• _WHAT THE EXERCISE ASKS_: Reproduce verbatim every line from the one containing "rotate-handle-icon[interactable]: ↻ <box>778" down through the one containing "thumb-text-line <box>36 425 164 427</box>", including both of those lines.

### TASK DATA ###

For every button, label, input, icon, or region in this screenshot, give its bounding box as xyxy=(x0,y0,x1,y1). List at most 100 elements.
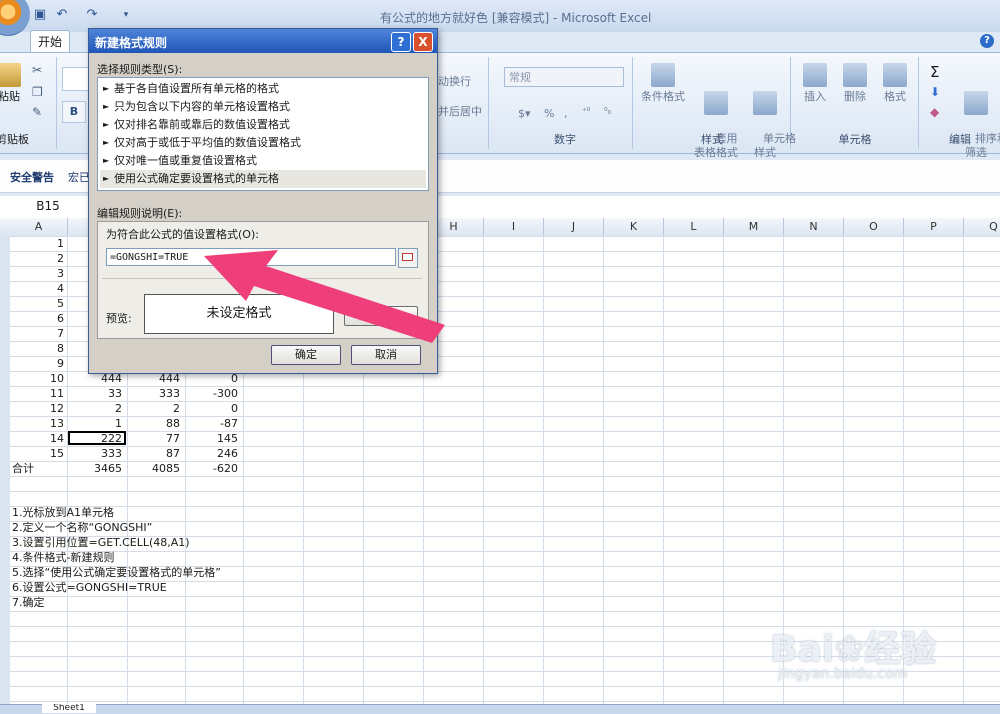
wrap-text-button[interactable]: 动换行 xyxy=(438,73,471,89)
note-text[interactable]: 3.设置引用位置=GET.CELL(48,A1) xyxy=(12,535,190,550)
column-header[interactable]: M xyxy=(724,218,784,236)
note-text[interactable]: 4.条件格式-新建规则 xyxy=(12,550,114,565)
insert-button[interactable]: 插入 xyxy=(798,63,832,104)
cell[interactable]: 145 xyxy=(188,431,238,446)
tab-home[interactable]: 开始 xyxy=(30,30,70,53)
format-button-dialog[interactable]: 格式(F)... xyxy=(344,306,418,326)
column-header[interactable]: O xyxy=(844,218,904,236)
number-format-select[interactable]: 常规 xyxy=(504,67,624,87)
merge-center-button[interactable]: 并后居中 xyxy=(438,103,482,119)
column-header[interactable]: A xyxy=(10,218,68,236)
font-name-box[interactable] xyxy=(62,67,90,91)
cell[interactable]: 合计 xyxy=(12,461,64,476)
paste-button[interactable]: 粘贴 xyxy=(0,63,24,104)
note-text[interactable]: 2.定义一个名称“GONGSHI” xyxy=(12,520,152,535)
cell[interactable]: 1 xyxy=(12,236,64,251)
delete-button[interactable]: 删除 xyxy=(838,63,872,104)
name-box[interactable]: B15 xyxy=(0,196,97,216)
cell[interactable]: 333 xyxy=(70,446,122,461)
office-button[interactable] xyxy=(0,0,30,36)
cell[interactable]: 4085 xyxy=(130,461,180,476)
sort-filter-button[interactable]: 排序和 筛选 xyxy=(954,63,1000,174)
cut-icon[interactable]: ✂ xyxy=(32,63,42,77)
note-text[interactable]: 7.确定 xyxy=(12,595,45,610)
conditional-format-button[interactable]: 条件格式 xyxy=(636,63,690,104)
column-header[interactable]: L xyxy=(664,218,724,236)
cell[interactable]: 14 xyxy=(12,431,64,446)
column-header[interactable]: P xyxy=(904,218,964,236)
column-header[interactable]: N xyxy=(784,218,844,236)
undo-icon[interactable]: ↶ xyxy=(54,7,70,23)
save-icon[interactable]: ▣ xyxy=(32,7,48,23)
rule-type-item[interactable]: ► 仅对排名靠前或靠后的数值设置格式 xyxy=(100,116,426,134)
customize-qat-icon[interactable]: ▾ xyxy=(118,7,134,23)
cell[interactable]: 33 xyxy=(70,386,122,401)
note-text[interactable]: 1.光标放到A1单元格 xyxy=(12,505,114,520)
bold-button[interactable]: B xyxy=(62,101,86,123)
cell[interactable]: 1 xyxy=(70,416,122,431)
cell[interactable]: 11 xyxy=(12,386,64,401)
rule-type-item[interactable]: ► 仅对高于或低于平均值的数值设置格式 xyxy=(100,134,426,152)
copy-icon[interactable]: ❐ xyxy=(32,85,43,99)
cell[interactable]: -300 xyxy=(188,386,238,401)
cell[interactable]: 3465 xyxy=(70,461,122,476)
cell[interactable]: 2 xyxy=(70,401,122,416)
cell[interactable]: 4 xyxy=(12,281,64,296)
cell-style-button[interactable]: 单元格 样式 xyxy=(742,63,796,174)
rule-type-item[interactable]: ► 仅对唯一值或重复值设置格式 xyxy=(100,152,426,170)
cell[interactable]: 0 xyxy=(188,401,238,416)
rule-type-list[interactable]: ► 基于各自值设置所有单元格的格式 ► 只为包含以下内容的单元格设置格式 ► 仅对排名靠前… xyxy=(97,77,429,191)
cell[interactable]: 2 xyxy=(130,401,180,416)
rule-type-item[interactable]: ► 只为包含以下内容的单元格设置格式 xyxy=(100,98,426,116)
dialog-close-button[interactable]: X xyxy=(413,32,433,52)
collapse-dialog-button[interactable] xyxy=(398,248,418,268)
column-header[interactable]: I xyxy=(484,218,544,236)
cell[interactable]: 87 xyxy=(130,446,180,461)
note-text[interactable]: 5.选择“使用公式确定要设置格式的单元格” xyxy=(12,565,221,580)
cell[interactable]: 10 xyxy=(12,371,64,386)
watermark-url: jingyan.baidu.com xyxy=(778,666,908,682)
rule-type-item[interactable]: ► 使用公式确定要设置格式的单元格 xyxy=(100,170,426,188)
cell[interactable]: 7 xyxy=(12,326,64,341)
cell[interactable]: 9 xyxy=(12,356,64,371)
rule-description-label: 编辑规则说明(E): xyxy=(97,207,183,220)
redo-icon[interactable]: ↷ xyxy=(84,7,100,23)
cell[interactable]: 77 xyxy=(130,431,180,446)
cell[interactable]: -87 xyxy=(188,416,238,431)
dialog-help-button[interactable]: ? xyxy=(391,32,411,52)
help-icon[interactable]: ? xyxy=(980,34,994,48)
autosum-button[interactable]: Σ xyxy=(930,63,939,81)
note-text[interactable]: 6.设置公式=GONGSHI=TRUE xyxy=(12,580,167,595)
format-button[interactable]: 格式 xyxy=(878,63,912,104)
cancel-button[interactable]: 取消 xyxy=(351,345,421,365)
cell[interactable]: 5 xyxy=(12,296,64,311)
clear-icon[interactable]: ◆ xyxy=(930,105,939,119)
cell[interactable]: 6 xyxy=(12,311,64,326)
format-painter-icon[interactable]: ✎ xyxy=(32,105,42,119)
column-header[interactable]: J xyxy=(544,218,604,236)
formula-input[interactable]: =GONGSHI=TRUE xyxy=(106,248,396,266)
cell[interactable]: 333 xyxy=(130,386,180,401)
cell[interactable]: 12 xyxy=(12,401,64,416)
fill-icon[interactable]: ⬇ xyxy=(930,85,940,99)
sheet-tab-sheet1[interactable]: Sheet1 xyxy=(42,704,96,713)
cell[interactable]: 13 xyxy=(12,416,64,431)
increase-decimal-icon[interactable]: ⁺⁰ xyxy=(582,107,590,117)
cell[interactable]: 8 xyxy=(12,341,64,356)
comma-button[interactable]: , xyxy=(564,107,568,120)
cell[interactable]: 88 xyxy=(130,416,180,431)
currency-icon[interactable]: $▾ xyxy=(518,107,531,120)
column-header[interactable]: K xyxy=(604,218,664,236)
decrease-decimal-icon[interactable]: ⁰₀ xyxy=(604,107,611,117)
column-header[interactable]: Q xyxy=(964,218,1000,236)
cell[interactable]: -620 xyxy=(188,461,238,476)
cell[interactable]: 3 xyxy=(12,266,64,281)
cell[interactable]: 15 xyxy=(12,446,64,461)
cell[interactable]: 246 xyxy=(188,446,238,461)
percent-button[interactable]: % xyxy=(544,107,554,120)
cell[interactable]: 2 xyxy=(12,251,64,266)
table-format-button[interactable]: 套用 表格格式 xyxy=(688,63,744,174)
cell[interactable]: 222 xyxy=(70,431,122,446)
ok-button[interactable]: 确定 xyxy=(271,345,341,365)
rule-type-item[interactable]: ► 基于各自值设置所有单元格的格式 xyxy=(100,80,426,98)
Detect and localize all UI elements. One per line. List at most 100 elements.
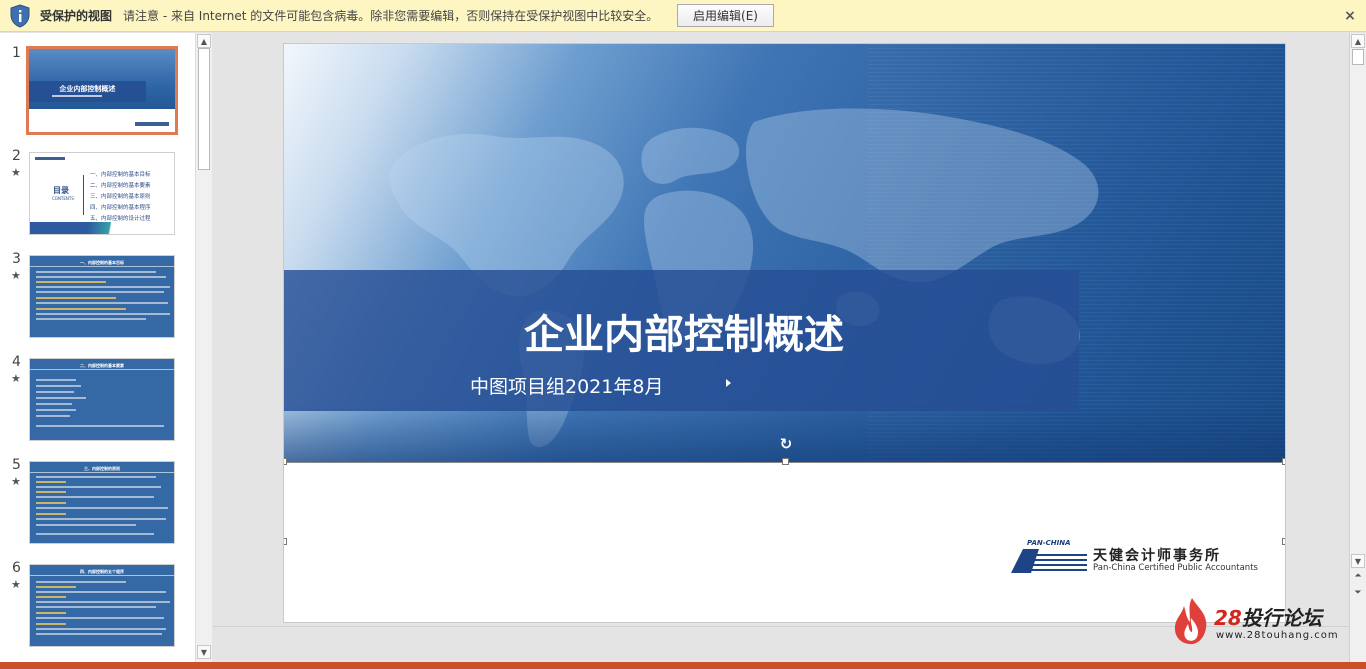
rotate-handle-icon[interactable]: ↻ <box>778 436 794 452</box>
enable-editing-button[interactable]: 启用编辑(E) <box>677 4 774 27</box>
watermark-number: 28 <box>1214 606 1242 630</box>
thumb-number: 2 <box>12 148 21 164</box>
protected-view-title: 受保护的视图 <box>40 9 113 23</box>
thumb-text-line <box>36 502 66 504</box>
scroll-thumb[interactable] <box>1352 49 1364 65</box>
logo-english-name: Pan-China Certified Public Accountants <box>1093 563 1258 573</box>
thumb-text-line <box>36 586 76 588</box>
thumb-text-line <box>36 415 70 417</box>
thumb-text-line <box>36 291 164 293</box>
resize-handle[interactable] <box>284 538 287 545</box>
slide-thumbnail-5[interactable]: 三、内部控制的原则 <box>29 461 175 544</box>
thumb-background: 四、内部控制的五个程序 <box>30 565 174 646</box>
thumb-text-line <box>36 596 66 598</box>
thumb-text-line <box>36 612 66 614</box>
scroll-up-icon[interactable]: ▲ <box>197 34 211 48</box>
thumb-text-line <box>36 297 116 299</box>
thumb-text-line <box>36 476 156 478</box>
slide-thumbnail-6[interactable]: 四、内部控制的五个程序 <box>29 564 175 647</box>
animation-star-icon: ★ <box>11 166 21 179</box>
thumb-title: 目录 <box>53 186 69 195</box>
slide-scrollbar[interactable]: ▲ ▼ ⏶ ⏷ <box>1349 33 1366 662</box>
logo-chinese-name: 天健会计师事务所 <box>1093 548 1221 564</box>
watermark-title: 28投行论坛 <box>1214 602 1322 631</box>
shield-icon <box>10 3 30 28</box>
slide-thumbnail-2[interactable]: 目录 CONTENTS 一、内部控制的基本目标 二、内部控制的基本要素 三、内部… <box>29 152 175 235</box>
list-item: 一、内部控制的基本目标 <box>90 172 151 178</box>
powerpoint-window: 受保护的视图 请注意 - 来自 Internet 的文件可能包含病毒。除非您需要… <box>0 0 1366 669</box>
thumb-subtitle-line <box>52 95 103 98</box>
scroll-down-icon[interactable]: ▼ <box>197 645 211 659</box>
list-item: 四、内部控制的基本程序 <box>90 205 151 211</box>
thumb-text-line <box>36 271 156 273</box>
thumb-subtitle: CONTENTS <box>52 196 74 201</box>
thumb-number: 6 <box>12 560 21 576</box>
thumb-text-line <box>36 425 164 427</box>
thumb-text-line <box>36 633 162 635</box>
thumb-text-line <box>36 403 72 405</box>
thumb-number: 5 <box>12 457 21 473</box>
flame-logo-icon <box>1174 598 1207 645</box>
thumb-text-line <box>36 385 81 387</box>
thumb-logo <box>135 122 169 126</box>
thumb-footer <box>30 222 174 234</box>
previous-slide-icon[interactable]: ⏶ <box>1351 571 1365 581</box>
resize-handle[interactable] <box>1282 538 1285 545</box>
thumb-number: 4 <box>12 354 21 370</box>
thumb-text-line <box>36 623 66 625</box>
thumb-text-line <box>36 308 126 310</box>
animation-star-icon: ★ <box>11 372 21 385</box>
resize-handle[interactable] <box>1282 458 1285 465</box>
thumb-text-line <box>36 286 170 288</box>
thumb-text-line <box>36 276 166 278</box>
resize-handle[interactable] <box>284 458 287 465</box>
thumb-text-line <box>36 486 161 488</box>
slide-title[interactable]: 企业内部控制概述 <box>284 302 1079 360</box>
thumb-text-line <box>36 591 166 593</box>
thumb-text-line <box>36 601 170 603</box>
thumb-text-line <box>36 581 126 583</box>
thumb-text-line <box>36 409 76 411</box>
watermark-url: www.28touhang.com <box>1216 630 1339 641</box>
thumb-text-line <box>36 391 74 393</box>
thumb-divider <box>30 575 174 576</box>
protected-view-message: 请注意 - 来自 Internet 的文件可能包含病毒。除非您需要编辑，否则保持… <box>123 9 659 23</box>
thumb-text-line <box>36 507 168 509</box>
slide-hero-image: 企业内部控制概述 中图项目组2021年8月 ↻ <box>284 44 1285 462</box>
thumb-text-line <box>36 302 168 304</box>
thumb-text-line <box>36 318 146 320</box>
slide-thumbnails-pane: 1 企业内部控制概述 2 ★ 目录 CONTENTS 一、内部控制的基本目标 二… <box>0 33 212 662</box>
mouse-cursor-icon <box>726 379 731 387</box>
slide-editing-area: 企业内部控制概述 中图项目组2021年8月 ↻ PAN-CHINA 天健会计师事… <box>213 33 1349 626</box>
thumb-text-line <box>36 397 86 399</box>
company-logo: PAN-CHINA 天健会计师事务所 Pan-China Certified P… <box>1009 539 1269 575</box>
current-slide[interactable]: 企业内部控制概述 中图项目组2021年8月 ↻ PAN-CHINA 天健会计师事… <box>283 43 1286 623</box>
close-icon[interactable]: × <box>1340 6 1360 26</box>
animation-star-icon: ★ <box>11 269 21 282</box>
thumb-divider <box>30 266 174 267</box>
animation-star-icon: ★ <box>11 578 21 591</box>
slide-thumbnail-4[interactable]: 二、内部控制的基本要素 <box>29 358 175 441</box>
next-slide-icon[interactable]: ⏷ <box>1351 588 1365 598</box>
thumb-text-line <box>36 617 164 619</box>
resize-handle[interactable] <box>782 458 789 465</box>
scroll-thumb[interactable] <box>198 48 210 170</box>
thumb-divider <box>30 369 174 370</box>
thumb-text-line <box>36 524 136 526</box>
scroll-up-icon[interactable]: ▲ <box>1351 34 1365 48</box>
thumb-logo <box>35 157 65 160</box>
status-bar <box>0 662 1366 669</box>
thumb-number: 3 <box>12 251 21 267</box>
slide-thumbnail-3[interactable]: 一、内部控制的基本目标 <box>29 255 175 338</box>
thumb-title: 企业内部控制概述 <box>59 84 116 93</box>
scroll-down-icon[interactable]: ▼ <box>1351 554 1365 568</box>
thumbnails-scrollbar[interactable]: ▲ ▼ <box>195 33 212 662</box>
thumb-number: 1 <box>12 45 21 61</box>
watermark: 28投行论坛 www.28touhang.com <box>1170 594 1350 650</box>
pan-china-logo-icon <box>1011 549 1087 573</box>
slide-subtitle[interactable]: 中图项目组2021年8月 <box>470 372 663 399</box>
thumb-text-line <box>36 496 154 498</box>
thumb-text-line <box>36 379 76 381</box>
slide-thumbnail-1[interactable]: 企业内部控制概述 <box>26 46 178 135</box>
thumb-text-line <box>36 513 66 515</box>
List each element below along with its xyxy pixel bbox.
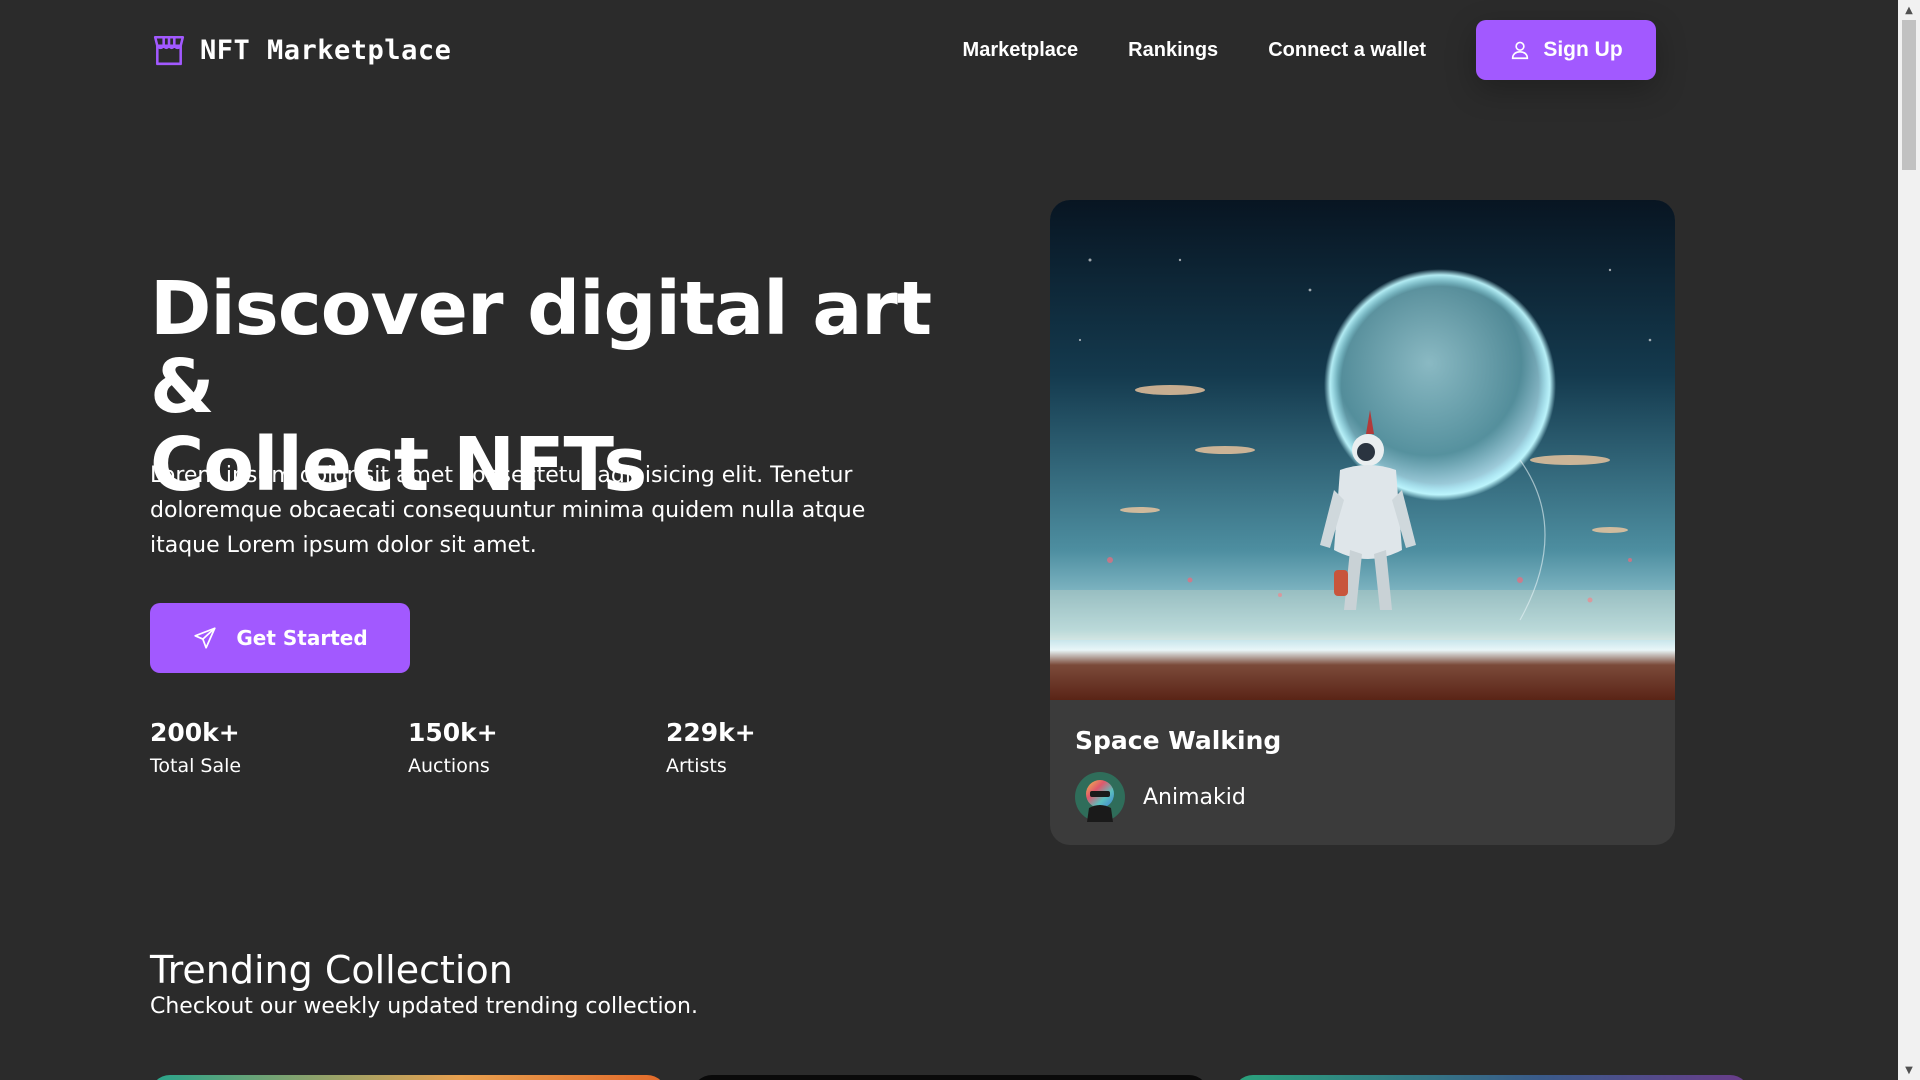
arrow-up-icon[interactable]: ▲	[1898, 0, 1920, 20]
get-started-label: Get Started	[236, 626, 368, 650]
sign-up-button[interactable]: Sign Up	[1476, 20, 1656, 80]
artist-avatar	[1075, 772, 1125, 822]
nav-marketplace[interactable]: Marketplace	[963, 39, 1079, 62]
featured-nft-image	[1050, 200, 1675, 700]
hero-title-line-1: Discover digital art &	[150, 266, 932, 430]
trending-card[interactable]	[692, 1075, 1209, 1080]
artist-name: Animakid	[1143, 784, 1246, 810]
vertical-scrollbar[interactable]: ▲ ▼	[1898, 0, 1920, 1080]
paper-plane-icon	[194, 627, 216, 649]
stat-value: 200k+	[150, 718, 240, 747]
logo[interactable]: NFT Marketplace	[152, 32, 451, 68]
nav-rankings[interactable]: Rankings	[1128, 39, 1218, 62]
trending-subtitle: Checkout our weekly updated trending col…	[150, 994, 698, 1019]
featured-nft-artist[interactable]: Animakid	[1075, 772, 1246, 822]
nav-connect-wallet[interactable]: Connect a wallet	[1268, 39, 1426, 62]
trending-card[interactable]	[1233, 1075, 1750, 1080]
storefront-icon	[153, 35, 185, 66]
trending-card[interactable]	[150, 1075, 667, 1080]
site-header: NFT Marketplace Marketplace Rankings Con…	[0, 0, 1898, 100]
stat-auctions: 150k+ Auctions	[408, 716, 666, 780]
stat-label: Auctions	[408, 755, 490, 777]
logo-text: NFT Marketplace	[200, 34, 452, 66]
stat-label: Artists	[666, 755, 727, 777]
get-started-button[interactable]: Get Started	[150, 603, 410, 673]
trending-title: Trending Collection	[150, 948, 513, 992]
scrollbar-thumb[interactable]	[1902, 20, 1916, 170]
stat-value: 150k+	[408, 718, 498, 747]
user-icon	[1512, 41, 1529, 60]
arrow-down-icon[interactable]: ▼	[1898, 1060, 1920, 1080]
sign-up-label: Sign Up	[1543, 38, 1623, 61]
stat-label: Total Sale	[150, 755, 242, 777]
stat-total-sale: 200k+ Total Sale	[150, 716, 408, 780]
stat-value: 229k+	[666, 718, 756, 747]
featured-nft-title: Space Walking	[1075, 726, 1282, 755]
main-nav: Marketplace Rankings Connect a wallet Si…	[963, 20, 1656, 80]
stat-artists: 229k+ Artists	[666, 716, 924, 780]
featured-nft-card[interactable]: Space Walking Animakid	[1050, 200, 1675, 845]
hero-description: Lorem ipsum dolor sit amet consectetur a…	[150, 463, 866, 558]
hero-stats: 200k+ Total Sale 150k+ Auctions 229k+ Ar…	[150, 716, 924, 780]
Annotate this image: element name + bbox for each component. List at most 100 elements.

###

• _REPLY TO THE EXERCISE_:
rotate-handle-icon[interactable]: ↻ <box>778 436 794 452</box>
enable-editing-button[interactable]: 启用编辑(E) <box>677 4 774 27</box>
watermark-number: 28 <box>1214 606 1242 630</box>
thumb-number: 2 <box>12 148 21 164</box>
protected-view-title: 受保护的视图 <box>40 9 113 23</box>
thumb-text-line <box>36 502 66 504</box>
scroll-thumb[interactable] <box>1352 49 1364 65</box>
logo-english-name: Pan-China Certified Public Accountants <box>1093 563 1258 573</box>
thumb-text-line <box>36 586 76 588</box>
thumb-text-line <box>36 415 70 417</box>
thumb-text-line <box>36 291 164 293</box>
resize-handle[interactable] <box>284 538 287 545</box>
slide-thumbnail-5[interactable]: 三、内部控制的原则 <box>29 461 175 544</box>
thumb-background: 四、内部控制的五个程序 <box>30 565 174 646</box>
thumb-text-line <box>36 596 66 598</box>
thumb-text-line <box>36 612 66 614</box>
scroll-up-icon[interactable]: ▲ <box>197 34 211 48</box>
thumb-text-line <box>36 297 116 299</box>
thumb-text-line <box>36 476 156 478</box>
slide-thumbnail-6[interactable]: 四、内部控制的五个程序 <box>29 564 175 647</box>
animation-star-icon: ★ <box>11 166 21 179</box>
thumb-title: 目录 <box>53 186 69 195</box>
slide-scrollbar[interactable]: ▲ ▼ ⏶ ⏷ <box>1349 33 1366 662</box>
logo-chinese-name: 天健会计师事务所 <box>1093 548 1221 564</box>
watermark-title: 28投行论坛 <box>1214 602 1322 631</box>
shield-icon <box>10 3 30 28</box>
slide-thumbnail-2[interactable]: 目录 CONTENTS 一、内部控制的基本目标 二、内部控制的基本要素 三、内部… <box>29 152 175 235</box>
list-item: 一、内部控制的基本目标 <box>90 172 151 178</box>
powerpoint-window: 受保护的视图 请注意 - 来自 Internet 的文件可能包含病毒。除非您需要… <box>0 0 1366 669</box>
thumb-subtitle-line <box>52 95 103 98</box>
scroll-down-icon[interactable]: ▼ <box>197 645 211 659</box>
list-item: 四、内部控制的基本程序 <box>90 205 151 211</box>
thumb-text-line <box>36 271 156 273</box>
thumb-subtitle: CONTENTS <box>52 196 74 201</box>
thumb-number: 6 <box>12 560 21 576</box>
thumb-text-line <box>36 425 164 427</box>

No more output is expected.